Below are the records. Count the lines containing the string "Receiving", and reply with the number alone.
[start of Listing]
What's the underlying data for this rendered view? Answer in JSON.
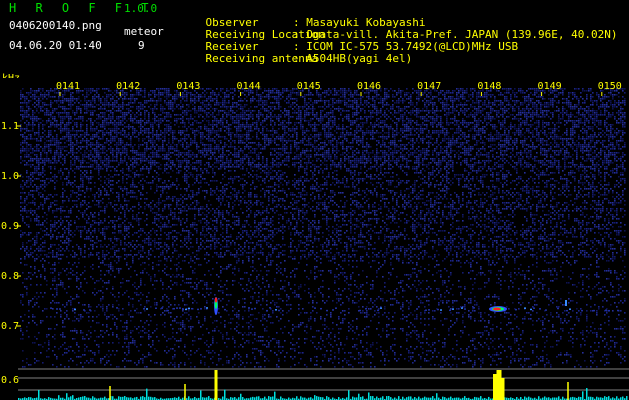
{
  "header": {
    "app_name": "H R O F F T",
    "version": "1.0.0",
    "file_name": "0406200140.png",
    "datetime": "04.06.20 01:40",
    "meteor_label": "meteor",
    "meteor_count": "9"
  },
  "station": [
    {
      "label": "Observer",
      "value": ": Masayuki Kobayashi"
    },
    {
      "label": "Receiving Location",
      "value": ": Ogata-vill. Akita-Pref. JAPAN (139.96E, 40.02N)"
    },
    {
      "label": "Receiver",
      "value": ": ICOM IC-575 53.7492(@LCD)MHz USB"
    },
    {
      "label": "Receiving antenna",
      "value": ": A504HB(yagi 4el)"
    }
  ],
  "spectrogram": {
    "freq_unit": "kHz",
    "time_labels": [
      "0141",
      "0142",
      "0143",
      "0144",
      "0145",
      "0146",
      "0147",
      "0148",
      "0149",
      "0150"
    ],
    "freq_labels": [
      "1.1",
      "1.0",
      "0.9",
      "0.8",
      "0.7"
    ],
    "lower_freq_label": "0.6",
    "colors": {
      "background": "#000000",
      "noise": "#141a6e",
      "tick_label": "#ffff00",
      "lower_panel_line": "#ffffff",
      "signal_bar": "#ffff00",
      "trace": "#00e0e0",
      "echo_hot": "#ff2020",
      "echo_mid": "#00ff60"
    }
  }
}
[end of Listing]
### [Worked solution]
2